Description of the task.
Which lines of the records contain "when"? Collect every one of them.

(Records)

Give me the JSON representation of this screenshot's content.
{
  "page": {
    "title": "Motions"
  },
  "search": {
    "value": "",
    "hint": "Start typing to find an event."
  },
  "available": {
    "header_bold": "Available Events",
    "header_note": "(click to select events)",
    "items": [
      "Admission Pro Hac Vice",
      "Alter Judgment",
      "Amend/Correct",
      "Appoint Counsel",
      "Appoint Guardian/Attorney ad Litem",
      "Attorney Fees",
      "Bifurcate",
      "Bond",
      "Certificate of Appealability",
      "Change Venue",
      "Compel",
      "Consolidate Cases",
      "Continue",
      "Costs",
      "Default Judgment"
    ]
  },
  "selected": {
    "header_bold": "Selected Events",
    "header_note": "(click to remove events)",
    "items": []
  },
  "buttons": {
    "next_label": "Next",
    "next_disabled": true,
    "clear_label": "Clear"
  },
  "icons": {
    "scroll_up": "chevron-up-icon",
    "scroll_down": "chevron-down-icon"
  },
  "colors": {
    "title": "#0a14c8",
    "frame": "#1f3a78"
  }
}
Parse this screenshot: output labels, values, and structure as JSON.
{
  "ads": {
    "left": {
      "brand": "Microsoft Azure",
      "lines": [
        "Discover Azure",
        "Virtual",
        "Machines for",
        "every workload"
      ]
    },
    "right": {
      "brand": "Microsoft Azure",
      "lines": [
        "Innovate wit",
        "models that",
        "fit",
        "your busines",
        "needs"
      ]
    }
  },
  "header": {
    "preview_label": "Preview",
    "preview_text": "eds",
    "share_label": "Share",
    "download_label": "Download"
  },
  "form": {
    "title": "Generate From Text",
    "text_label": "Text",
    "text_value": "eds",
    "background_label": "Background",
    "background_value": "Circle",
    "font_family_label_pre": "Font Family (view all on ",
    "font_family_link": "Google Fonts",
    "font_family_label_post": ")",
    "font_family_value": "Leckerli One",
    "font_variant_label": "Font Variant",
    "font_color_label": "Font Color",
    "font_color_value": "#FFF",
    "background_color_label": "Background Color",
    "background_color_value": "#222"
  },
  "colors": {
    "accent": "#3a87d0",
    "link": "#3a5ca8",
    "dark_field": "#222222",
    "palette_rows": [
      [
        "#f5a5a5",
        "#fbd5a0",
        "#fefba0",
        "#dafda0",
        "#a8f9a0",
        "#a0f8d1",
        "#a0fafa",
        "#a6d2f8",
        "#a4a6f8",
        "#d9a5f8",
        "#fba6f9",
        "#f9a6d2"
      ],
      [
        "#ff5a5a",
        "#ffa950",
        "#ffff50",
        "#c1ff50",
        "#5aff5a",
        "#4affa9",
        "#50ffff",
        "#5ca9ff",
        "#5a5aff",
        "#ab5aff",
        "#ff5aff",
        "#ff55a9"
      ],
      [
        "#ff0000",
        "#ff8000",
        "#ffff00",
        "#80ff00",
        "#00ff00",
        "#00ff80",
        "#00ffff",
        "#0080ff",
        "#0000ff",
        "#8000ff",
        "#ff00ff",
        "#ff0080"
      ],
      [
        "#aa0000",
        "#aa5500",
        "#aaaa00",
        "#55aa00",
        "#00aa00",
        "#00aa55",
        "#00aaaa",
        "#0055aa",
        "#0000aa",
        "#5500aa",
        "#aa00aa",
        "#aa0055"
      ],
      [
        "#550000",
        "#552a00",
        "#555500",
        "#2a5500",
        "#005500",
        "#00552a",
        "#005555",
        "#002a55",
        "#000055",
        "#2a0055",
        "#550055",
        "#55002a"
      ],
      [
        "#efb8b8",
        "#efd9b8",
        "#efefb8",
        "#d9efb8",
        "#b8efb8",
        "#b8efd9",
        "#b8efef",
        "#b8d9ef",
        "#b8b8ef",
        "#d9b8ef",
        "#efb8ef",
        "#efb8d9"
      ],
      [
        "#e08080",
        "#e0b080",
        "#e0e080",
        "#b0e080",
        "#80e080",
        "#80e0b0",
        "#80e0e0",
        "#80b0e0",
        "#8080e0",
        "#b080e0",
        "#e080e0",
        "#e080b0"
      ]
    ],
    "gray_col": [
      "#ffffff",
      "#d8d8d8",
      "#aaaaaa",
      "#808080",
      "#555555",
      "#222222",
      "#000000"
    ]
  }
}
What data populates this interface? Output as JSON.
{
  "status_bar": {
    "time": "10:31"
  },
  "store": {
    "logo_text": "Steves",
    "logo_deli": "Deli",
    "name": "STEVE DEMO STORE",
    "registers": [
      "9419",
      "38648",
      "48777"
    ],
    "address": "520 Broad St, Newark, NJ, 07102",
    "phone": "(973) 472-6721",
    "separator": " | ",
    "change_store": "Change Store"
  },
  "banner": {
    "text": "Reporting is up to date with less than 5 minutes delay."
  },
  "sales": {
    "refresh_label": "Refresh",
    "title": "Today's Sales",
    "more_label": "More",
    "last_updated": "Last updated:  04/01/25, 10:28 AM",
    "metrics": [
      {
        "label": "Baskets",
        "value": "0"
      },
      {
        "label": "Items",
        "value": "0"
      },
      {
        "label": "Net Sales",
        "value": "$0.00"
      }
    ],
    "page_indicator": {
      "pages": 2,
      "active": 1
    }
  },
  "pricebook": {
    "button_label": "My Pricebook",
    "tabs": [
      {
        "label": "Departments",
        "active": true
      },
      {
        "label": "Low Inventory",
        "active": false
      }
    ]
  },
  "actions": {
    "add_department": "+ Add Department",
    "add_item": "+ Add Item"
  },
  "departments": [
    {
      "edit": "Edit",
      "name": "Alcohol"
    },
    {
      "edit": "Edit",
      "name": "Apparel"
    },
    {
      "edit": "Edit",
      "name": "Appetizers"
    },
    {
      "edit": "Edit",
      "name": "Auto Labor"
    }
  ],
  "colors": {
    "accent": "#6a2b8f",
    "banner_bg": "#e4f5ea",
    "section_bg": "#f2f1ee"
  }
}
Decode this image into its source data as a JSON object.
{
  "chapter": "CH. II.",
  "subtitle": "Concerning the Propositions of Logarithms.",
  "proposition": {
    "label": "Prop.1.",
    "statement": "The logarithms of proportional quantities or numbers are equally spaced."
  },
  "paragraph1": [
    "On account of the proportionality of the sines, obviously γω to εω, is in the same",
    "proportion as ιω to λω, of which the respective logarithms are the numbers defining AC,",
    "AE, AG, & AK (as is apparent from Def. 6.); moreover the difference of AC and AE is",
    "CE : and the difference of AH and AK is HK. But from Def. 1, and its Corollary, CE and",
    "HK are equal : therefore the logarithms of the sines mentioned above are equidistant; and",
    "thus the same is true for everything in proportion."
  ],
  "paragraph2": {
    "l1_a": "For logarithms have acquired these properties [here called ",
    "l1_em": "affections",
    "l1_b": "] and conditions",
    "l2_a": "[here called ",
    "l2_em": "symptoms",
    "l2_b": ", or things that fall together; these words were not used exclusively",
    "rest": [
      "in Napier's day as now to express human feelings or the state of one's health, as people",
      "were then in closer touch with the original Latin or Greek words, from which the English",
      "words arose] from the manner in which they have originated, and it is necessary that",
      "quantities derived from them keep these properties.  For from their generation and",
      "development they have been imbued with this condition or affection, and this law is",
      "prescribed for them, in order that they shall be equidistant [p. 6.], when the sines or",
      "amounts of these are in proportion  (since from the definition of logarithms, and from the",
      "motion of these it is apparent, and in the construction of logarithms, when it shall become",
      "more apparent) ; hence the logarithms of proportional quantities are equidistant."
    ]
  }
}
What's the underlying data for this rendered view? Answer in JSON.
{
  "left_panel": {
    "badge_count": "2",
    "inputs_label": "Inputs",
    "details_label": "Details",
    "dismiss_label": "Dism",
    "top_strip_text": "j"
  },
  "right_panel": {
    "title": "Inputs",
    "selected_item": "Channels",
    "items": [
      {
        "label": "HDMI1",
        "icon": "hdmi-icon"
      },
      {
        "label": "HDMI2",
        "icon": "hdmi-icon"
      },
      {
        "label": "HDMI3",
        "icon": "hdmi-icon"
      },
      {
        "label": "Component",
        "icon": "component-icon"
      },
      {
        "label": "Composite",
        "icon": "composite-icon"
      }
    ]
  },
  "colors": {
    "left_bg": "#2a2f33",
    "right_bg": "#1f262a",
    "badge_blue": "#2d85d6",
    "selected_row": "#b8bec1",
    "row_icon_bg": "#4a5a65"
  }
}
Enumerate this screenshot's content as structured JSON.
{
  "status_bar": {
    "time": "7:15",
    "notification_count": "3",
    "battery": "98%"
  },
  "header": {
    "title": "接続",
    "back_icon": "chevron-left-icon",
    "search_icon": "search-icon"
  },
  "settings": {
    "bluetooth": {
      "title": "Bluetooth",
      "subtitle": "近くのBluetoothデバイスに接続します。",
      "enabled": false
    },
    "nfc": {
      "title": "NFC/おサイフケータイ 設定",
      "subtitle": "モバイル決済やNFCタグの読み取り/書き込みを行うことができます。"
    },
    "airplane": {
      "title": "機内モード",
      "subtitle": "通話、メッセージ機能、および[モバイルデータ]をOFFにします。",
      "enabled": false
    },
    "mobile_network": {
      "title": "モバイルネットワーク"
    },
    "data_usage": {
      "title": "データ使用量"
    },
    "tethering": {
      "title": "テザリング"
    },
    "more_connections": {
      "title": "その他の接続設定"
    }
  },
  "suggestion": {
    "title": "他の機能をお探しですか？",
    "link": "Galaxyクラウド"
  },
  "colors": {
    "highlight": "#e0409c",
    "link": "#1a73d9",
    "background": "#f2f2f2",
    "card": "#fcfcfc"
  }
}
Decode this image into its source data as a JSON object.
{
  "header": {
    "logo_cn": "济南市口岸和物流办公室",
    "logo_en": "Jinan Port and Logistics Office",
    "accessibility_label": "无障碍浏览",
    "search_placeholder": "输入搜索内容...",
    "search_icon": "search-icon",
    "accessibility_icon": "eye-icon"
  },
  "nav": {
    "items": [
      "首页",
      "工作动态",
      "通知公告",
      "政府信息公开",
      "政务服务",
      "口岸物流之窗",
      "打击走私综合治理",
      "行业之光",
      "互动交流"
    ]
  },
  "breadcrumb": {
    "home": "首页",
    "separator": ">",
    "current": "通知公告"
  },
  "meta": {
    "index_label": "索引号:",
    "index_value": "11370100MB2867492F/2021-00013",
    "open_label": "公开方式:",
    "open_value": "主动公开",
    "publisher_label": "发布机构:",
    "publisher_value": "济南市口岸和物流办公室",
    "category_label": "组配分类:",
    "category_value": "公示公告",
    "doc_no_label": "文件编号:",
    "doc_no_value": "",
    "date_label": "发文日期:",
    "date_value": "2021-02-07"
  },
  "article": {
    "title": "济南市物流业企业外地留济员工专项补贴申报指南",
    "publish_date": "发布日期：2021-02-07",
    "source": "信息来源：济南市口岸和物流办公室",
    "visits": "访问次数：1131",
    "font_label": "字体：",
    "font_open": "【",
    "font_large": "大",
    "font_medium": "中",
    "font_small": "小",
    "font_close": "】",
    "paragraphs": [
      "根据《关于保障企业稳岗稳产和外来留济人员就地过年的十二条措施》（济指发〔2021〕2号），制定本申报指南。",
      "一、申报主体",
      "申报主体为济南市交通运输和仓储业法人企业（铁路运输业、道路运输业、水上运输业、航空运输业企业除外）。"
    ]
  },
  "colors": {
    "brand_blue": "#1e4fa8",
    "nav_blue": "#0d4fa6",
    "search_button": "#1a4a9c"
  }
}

Final result.
      "prescribed for them, in order that they shall be equidistant [p. 6.], when the sines or",
      "motion of these it is apparent, and in the construction of logarithms, when it shall become",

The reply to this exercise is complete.